**Records provided**.

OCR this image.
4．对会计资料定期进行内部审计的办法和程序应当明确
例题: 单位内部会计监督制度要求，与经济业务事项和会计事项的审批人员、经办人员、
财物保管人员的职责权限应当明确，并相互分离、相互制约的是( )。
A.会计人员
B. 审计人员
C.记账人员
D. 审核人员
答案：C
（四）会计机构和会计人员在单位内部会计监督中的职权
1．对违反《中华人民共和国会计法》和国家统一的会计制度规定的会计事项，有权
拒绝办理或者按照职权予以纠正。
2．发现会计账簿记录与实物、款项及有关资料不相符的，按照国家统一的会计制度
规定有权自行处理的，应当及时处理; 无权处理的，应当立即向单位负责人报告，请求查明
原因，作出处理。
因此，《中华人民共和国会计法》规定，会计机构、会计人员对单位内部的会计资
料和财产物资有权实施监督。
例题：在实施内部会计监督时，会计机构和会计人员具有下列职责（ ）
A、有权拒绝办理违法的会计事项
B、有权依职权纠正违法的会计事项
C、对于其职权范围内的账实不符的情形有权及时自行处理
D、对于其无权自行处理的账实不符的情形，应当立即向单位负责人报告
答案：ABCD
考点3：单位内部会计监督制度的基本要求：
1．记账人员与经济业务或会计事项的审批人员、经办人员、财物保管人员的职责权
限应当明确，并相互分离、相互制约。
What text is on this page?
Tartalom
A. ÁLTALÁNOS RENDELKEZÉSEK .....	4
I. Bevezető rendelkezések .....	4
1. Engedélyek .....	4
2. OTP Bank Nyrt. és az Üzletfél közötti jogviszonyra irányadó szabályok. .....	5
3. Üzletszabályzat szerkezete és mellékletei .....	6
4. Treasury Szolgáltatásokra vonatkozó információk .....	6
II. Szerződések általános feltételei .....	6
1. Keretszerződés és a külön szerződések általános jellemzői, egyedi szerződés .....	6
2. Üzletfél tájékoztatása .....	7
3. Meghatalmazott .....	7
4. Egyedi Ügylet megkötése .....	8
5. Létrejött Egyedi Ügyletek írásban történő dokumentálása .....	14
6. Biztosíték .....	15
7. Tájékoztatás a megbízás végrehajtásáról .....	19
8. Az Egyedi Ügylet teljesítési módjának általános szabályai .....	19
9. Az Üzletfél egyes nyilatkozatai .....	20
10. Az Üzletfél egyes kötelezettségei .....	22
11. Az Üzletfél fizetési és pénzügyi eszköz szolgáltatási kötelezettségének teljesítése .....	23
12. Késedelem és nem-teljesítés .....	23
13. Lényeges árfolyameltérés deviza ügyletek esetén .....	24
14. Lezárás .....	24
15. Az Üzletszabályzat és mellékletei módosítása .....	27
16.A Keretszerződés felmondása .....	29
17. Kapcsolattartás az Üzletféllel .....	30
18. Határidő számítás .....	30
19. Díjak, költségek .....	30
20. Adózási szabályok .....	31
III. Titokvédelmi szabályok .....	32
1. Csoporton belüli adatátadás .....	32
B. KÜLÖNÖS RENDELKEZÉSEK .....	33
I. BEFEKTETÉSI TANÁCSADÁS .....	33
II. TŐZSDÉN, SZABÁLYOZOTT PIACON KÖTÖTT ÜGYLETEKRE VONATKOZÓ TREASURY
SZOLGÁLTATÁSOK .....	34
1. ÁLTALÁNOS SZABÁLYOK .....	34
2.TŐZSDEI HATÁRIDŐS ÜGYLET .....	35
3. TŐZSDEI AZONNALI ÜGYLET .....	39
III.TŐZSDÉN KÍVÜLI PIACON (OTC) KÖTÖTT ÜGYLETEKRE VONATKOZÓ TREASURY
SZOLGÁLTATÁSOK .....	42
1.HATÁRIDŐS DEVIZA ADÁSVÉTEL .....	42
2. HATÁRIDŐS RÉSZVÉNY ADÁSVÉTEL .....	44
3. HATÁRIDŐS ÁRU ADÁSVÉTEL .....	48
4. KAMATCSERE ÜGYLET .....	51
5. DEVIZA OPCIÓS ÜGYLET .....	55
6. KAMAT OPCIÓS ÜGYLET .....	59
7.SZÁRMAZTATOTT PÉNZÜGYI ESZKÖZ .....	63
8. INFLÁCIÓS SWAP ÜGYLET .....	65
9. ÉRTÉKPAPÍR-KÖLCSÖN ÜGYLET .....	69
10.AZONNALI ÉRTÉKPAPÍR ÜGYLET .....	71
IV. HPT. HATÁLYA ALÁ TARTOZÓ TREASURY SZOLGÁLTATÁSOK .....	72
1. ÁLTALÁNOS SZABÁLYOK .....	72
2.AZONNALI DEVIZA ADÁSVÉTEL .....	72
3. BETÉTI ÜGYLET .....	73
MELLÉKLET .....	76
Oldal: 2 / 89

**Task prompt**. Repeat the material above in full, exactly as it stands.

**Output**.
OCR this image.
4．对会计资料定期进行内部审计的办法和程序应当明确
例题: 单位内部会计监督制度要求，与经济业务事项和会计事项的审批人员、经办人员、
财物保管人员的职责权限应当明确，并相互分离、相互制约的是( )。
A.会计人员
B. 审计人员
C.记账人员
D. 审核人员
答案：C
（四）会计机构和会计人员在单位内部会计监督中的职权
1．对违反《中华人民共和国会计法》和国家统一的会计制度规定的会计事项，有权
拒绝办理或者按照职权予以纠正。
2．发现会计账簿记录与实物、款项及有关资料不相符的，按照国家统一的会计制度
规定有权自行处理的，应当及时处理; 无权处理的，应当立即向单位负责人报告，请求查明
原因，作出处理。
因此，《中华人民共和国会计法》规定，会计机构、会计人员对单位内部的会计资
料和财产物资有权实施监督。
例题：在实施内部会计监督时，会计机构和会计人员具有下列职责（ ）
A、有权拒绝办理违法的会计事项
B、有权依职权纠正违法的会计事项
C、对于其职权范围内的账实不符的情形有权及时自行处理
D、对于其无权自行处理的账实不符的情形，应当立即向单位负责人报告
答案：ABCD
考点3：单位内部会计监督制度的基本要求：
1．记账人员与经济业务或会计事项的审批人员、经办人员、财物保管人员的职责权
限应当明确，并相互分离、相互制约。
What text is on this page?
Tartalom
A. ÁLTALÁNOS RENDELKEZÉSEK .....	4
I. Bevezető rendelkezések .....	4
1. Engedélyek .....	4
2. OTP Bank Nyrt. és az Üzletfél közötti jogviszonyra irányadó szabályok. .....	5
3. Üzletszabályzat szerkezete és mellékletei .....	6
4. Treasury Szolgáltatásokra vonatkozó információk .....	6
II. Szerződések általános feltételei .....	6
1. Keretszerződés és a külön szerződések általános jellemzői, egyedi szerződés .....	6
2. Üzletfél tájékoztatása .....	7
3. Meghatalmazott .....	7
4. Egyedi Ügylet megkötése .....	8
5. Létrejött Egyedi Ügyletek írásban történő dokumentálása .....	14
6. Biztosíték .....	15
7. Tájékoztatás a megbízás végrehajtásáról .....	19
8. Az Egyedi Ügylet teljesítési módjának általános szabályai .....	19
9. Az Üzletfél egyes nyilatkozatai .....	20
10. Az Üzletfél egyes kötelezettségei .....	22
11. Az Üzletfél fizetési és pénzügyi eszköz szolgáltatási kötelezettségének teljesítése .....	23
12. Késedelem és nem-teljesítés .....	23
13. Lényeges árfolyameltérés deviza ügyletek esetén .....	24
14. Lezárás .....	24
15. Az Üzletszabályzat és mellékletei módosítása .....	27
16.A Keretszerződés felmondása .....	29
17. Kapcsolattartás az Üzletféllel .....	30
18. Határidő számítás .....	30
19. Díjak, költségek .....	30
20. Adózási szabályok .....	31
III. Titokvédelmi szabályok .....	32
1. Csoporton belüli adatátadás .....	32
B. KÜLÖNÖS RENDELKEZÉSEK .....	33
I. BEFEKTETÉSI TANÁCSADÁS .....	33
II. TŐZSDÉN, SZABÁLYOZOTT PIACON KÖTÖTT ÜGYLETEKRE VONATKOZÓ TREASURY
SZOLGÁLTATÁSOK .....	34
1. ÁLTALÁNOS SZABÁLYOK .....	34
2.TŐZSDEI HATÁRIDŐS ÜGYLET .....	35
3. TŐZSDEI AZONNALI ÜGYLET .....	39
III.TŐZSDÉN KÍVÜLI PIACON (OTC) KÖTÖTT ÜGYLETEKRE VONATKOZÓ TREASURY
SZOLGÁLTATÁSOK .....	42
1.HATÁRIDŐS DEVIZA ADÁSVÉTEL .....	42
2. HATÁRIDŐS RÉSZVÉNY ADÁSVÉTEL .....	44
3. HATÁRIDŐS ÁRU ADÁSVÉTEL .....	48
4. KAMATCSERE ÜGYLET .....	51
5. DEVIZA OPCIÓS ÜGYLET .....	55
6. KAMAT OPCIÓS ÜGYLET .....	59
7.SZÁRMAZTATOTT PÉNZÜGYI ESZKÖZ .....	63
8. INFLÁCIÓS SWAP ÜGYLET .....	65
9. ÉRTÉKPAPÍR-KÖLCSÖN ÜGYLET .....	69
10.AZONNALI ÉRTÉKPAPÍR ÜGYLET .....	71
IV. HPT. HATÁLYA ALÁ TARTOZÓ TREASURY SZOLGÁLTATÁSOK .....	72
1. ÁLTALÁNOS SZABÁLYOK .....	72
2.AZONNALI DEVIZA ADÁSVÉTEL .....	72
3. BETÉTI ÜGYLET .....	73
MELLÉKLET .....	76
Oldal: 2 / 89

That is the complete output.